> **Challenge**: Extract all records. Keep each one exact.

— BEGIN —

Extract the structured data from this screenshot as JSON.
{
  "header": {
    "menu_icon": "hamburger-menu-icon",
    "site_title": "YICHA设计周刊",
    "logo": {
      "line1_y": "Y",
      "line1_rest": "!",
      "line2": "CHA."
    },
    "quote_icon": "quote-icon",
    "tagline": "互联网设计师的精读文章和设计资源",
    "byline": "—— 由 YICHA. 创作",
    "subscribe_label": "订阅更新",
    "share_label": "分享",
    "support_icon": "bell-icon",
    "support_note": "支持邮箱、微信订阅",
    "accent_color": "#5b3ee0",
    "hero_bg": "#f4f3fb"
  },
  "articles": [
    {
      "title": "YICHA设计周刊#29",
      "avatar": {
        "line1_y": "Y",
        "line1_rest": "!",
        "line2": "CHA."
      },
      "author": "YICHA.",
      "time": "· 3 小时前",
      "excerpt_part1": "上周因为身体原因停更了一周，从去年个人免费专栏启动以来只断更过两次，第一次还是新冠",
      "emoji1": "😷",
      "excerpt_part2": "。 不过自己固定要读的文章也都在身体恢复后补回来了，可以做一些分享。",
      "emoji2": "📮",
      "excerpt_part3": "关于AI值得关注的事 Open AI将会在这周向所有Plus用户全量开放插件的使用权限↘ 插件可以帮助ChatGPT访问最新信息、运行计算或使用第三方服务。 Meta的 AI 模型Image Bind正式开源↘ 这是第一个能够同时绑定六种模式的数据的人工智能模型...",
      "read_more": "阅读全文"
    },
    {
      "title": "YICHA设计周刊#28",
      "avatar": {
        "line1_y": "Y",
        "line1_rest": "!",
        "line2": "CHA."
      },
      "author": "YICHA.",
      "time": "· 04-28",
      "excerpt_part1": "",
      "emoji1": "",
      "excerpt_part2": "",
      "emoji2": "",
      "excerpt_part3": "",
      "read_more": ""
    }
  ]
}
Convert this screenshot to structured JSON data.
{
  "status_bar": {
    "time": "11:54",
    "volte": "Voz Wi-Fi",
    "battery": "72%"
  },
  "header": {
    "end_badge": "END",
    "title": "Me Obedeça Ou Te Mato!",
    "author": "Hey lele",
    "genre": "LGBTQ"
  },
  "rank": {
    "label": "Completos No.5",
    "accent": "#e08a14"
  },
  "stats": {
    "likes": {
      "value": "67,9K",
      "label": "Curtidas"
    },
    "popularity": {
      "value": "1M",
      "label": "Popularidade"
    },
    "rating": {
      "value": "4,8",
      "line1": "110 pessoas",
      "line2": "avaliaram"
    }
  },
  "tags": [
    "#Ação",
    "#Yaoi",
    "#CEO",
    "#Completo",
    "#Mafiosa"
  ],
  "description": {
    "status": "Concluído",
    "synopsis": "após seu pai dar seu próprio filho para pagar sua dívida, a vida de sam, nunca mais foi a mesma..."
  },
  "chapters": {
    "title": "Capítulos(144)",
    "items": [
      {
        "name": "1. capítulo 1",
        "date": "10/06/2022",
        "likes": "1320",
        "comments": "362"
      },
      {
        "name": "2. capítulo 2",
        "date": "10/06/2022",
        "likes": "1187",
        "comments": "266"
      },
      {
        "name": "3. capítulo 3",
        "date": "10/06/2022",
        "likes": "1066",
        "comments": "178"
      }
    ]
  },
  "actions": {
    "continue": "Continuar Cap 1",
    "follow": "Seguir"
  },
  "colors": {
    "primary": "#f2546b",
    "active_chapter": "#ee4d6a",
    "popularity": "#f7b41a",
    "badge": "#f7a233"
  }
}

— END —

> **Solved exercise**:
Extract the structured data from this screenshot as JSON.
{
  "header": {
    "menu_icon": "hamburger-menu-icon",
    "site_title": "YICHA设计周刊",
    "logo": {
      "line1_y": "Y",
      "line1_rest": "!",
      "line2": "CHA."
    },
    "quote_icon": "quote-icon",
    "tagline": "互联网设计师的精读文章和设计资源",
    "byline": "—— 由 YICHA. 创作",
    "subscribe_label": "订阅更新",
    "share_label": "分享",
    "support_icon": "bell-icon",
    "support_note": "支持邮箱、微信订阅",
    "accent_color": "#5b3ee0",
    "hero_bg": "#f4f3fb"
  },
  "articles": [
    {
      "title": "YICHA设计周刊#29",
      "avatar": {
        "line1_y": "Y",
        "line1_rest": "!",
        "line2": "CHA."
      },
      "author": "YICHA.",
      "time": "· 3 小时前",
      "excerpt_part1": "上周因为身体原因停更了一周，从去年个人免费专栏启动以来只断更过两次，第一次还是新冠",
      "emoji1": "😷",
      "excerpt_part2": "。 不过自己固定要读的文章也都在身体恢复后补回来了，可以做一些分享。",
      "emoji2": "📮",
      "excerpt_part3": "关于AI值得关注的事 Open AI将会在这周向所有Plus用户全量开放插件的使用权限↘ 插件可以帮助ChatGPT访问最新信息、运行计算或使用第三方服务。 Meta的 AI 模型Image Bind正式开源↘ 这是第一个能够同时绑定六种模式的数据的人工智能模型...",
      "read_more": "阅读全文"
    },
    {
      "title": "YICHA设计周刊#28",
      "avatar": {
        "line1_y": "Y",
        "line1_rest": "!",
        "line2": "CHA."
      },
      "author": "YICHA.",
      "time": "· 04-28",
      "excerpt_part1": "",
      "emoji1": "",
      "excerpt_part2": "",
      "emoji2": "",
      "excerpt_part3": "",
      "read_more": ""
    }
  ]
}
Convert this screenshot to structured JSON data.
{
  "status_bar": {
    "time": "11:54",
    "volte": "Voz Wi-Fi",
    "battery": "72%"
  },
  "header": {
    "end_badge": "END",
    "title": "Me Obedeça Ou Te Mato!",
    "author": "Hey lele",
    "genre": "LGBTQ"
  },
  "rank": {
    "label": "Completos No.5",
    "accent": "#e08a14"
  },
  "stats": {
    "likes": {
      "value": "67,9K",
      "label": "Curtidas"
    },
    "popularity": {
      "value": "1M",
      "label": "Popularidade"
    },
    "rating": {
      "value": "4,8",
      "line1": "110 pessoas",
      "line2": "avaliaram"
    }
  },
  "tags": [
    "#Ação",
    "#Yaoi",
    "#CEO",
    "#Completo",
    "#Mafiosa"
  ],
  "description": {
    "status": "Concluído",
    "synopsis": "após seu pai dar seu próprio filho para pagar sua dívida, a vida de sam, nunca mais foi a mesma..."
  },
  "chapters": {
    "title": "Capítulos(144)",
    "items": [
      {
        "name": "1. capítulo 1",
        "date": "10/06/2022",
        "likes": "1320",
        "comments": "362"
      },
      {
        "name": "2. capítulo 2",
        "date": "10/06/2022",
        "likes": "1187",
        "comments": "266"
      },
      {
        "name": "3. capítulo 3",
        "date": "10/06/2022",
        "likes": "1066",
        "comments": "178"
      }
    ]
  },
  "actions": {
    "continue": "Continuar Cap 1",
    "follow": "Seguir"
  },
  "colors": {
    "primary": "#f2546b",
    "active_chapter": "#ee4d6a",
    "popularity": "#f7b41a",
    "badge": "#f7a233"
  }
}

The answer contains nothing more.